(Objective):
Omit the pictures and return every entry exactly as written.
---------- Data for the task ----------
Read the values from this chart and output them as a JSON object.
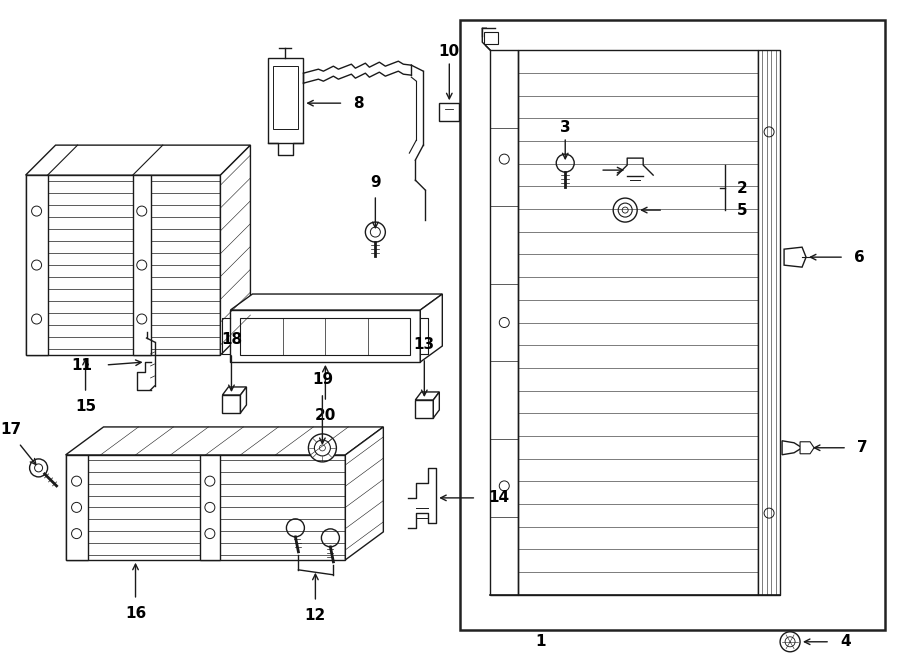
{
  "background_color": "#ffffff",
  "line_color": "#1a1a1a",
  "text_color": "#000000",
  "fig_width": 9.0,
  "fig_height": 6.62,
  "dpi": 100
}
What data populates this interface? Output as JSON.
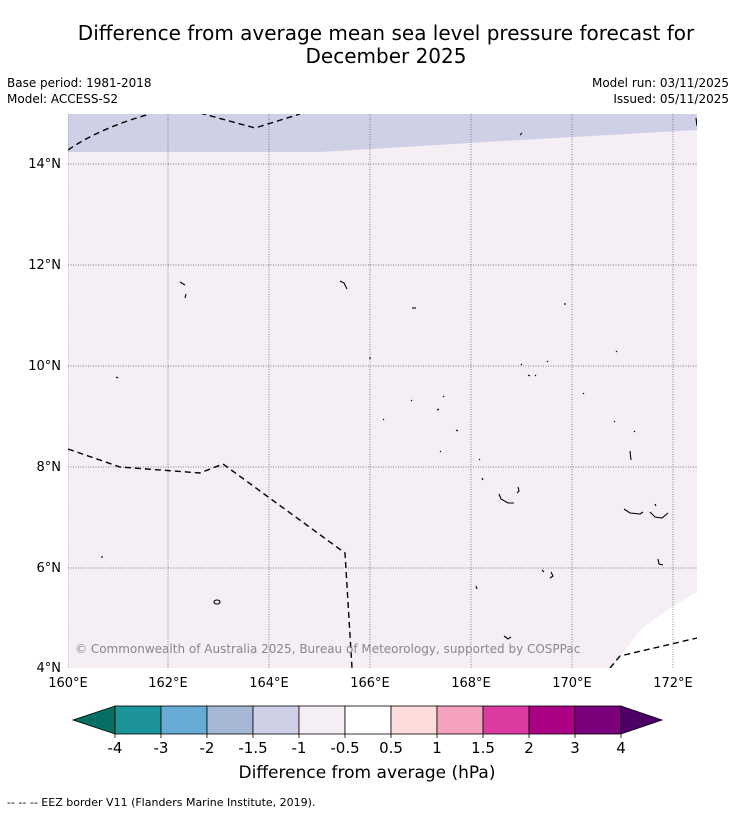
----------
(Result of the exercise):
Read the values from this chart and output them as a JSON object.
{
  "background_color": "#ffffff",
  "line_color": "#1a1a1a",
  "text_color": "#000000",
  "fig_width": 9.0,
  "fig_height": 6.62,
  "dpi": 100
}
What data populates this interface? Output as JSON.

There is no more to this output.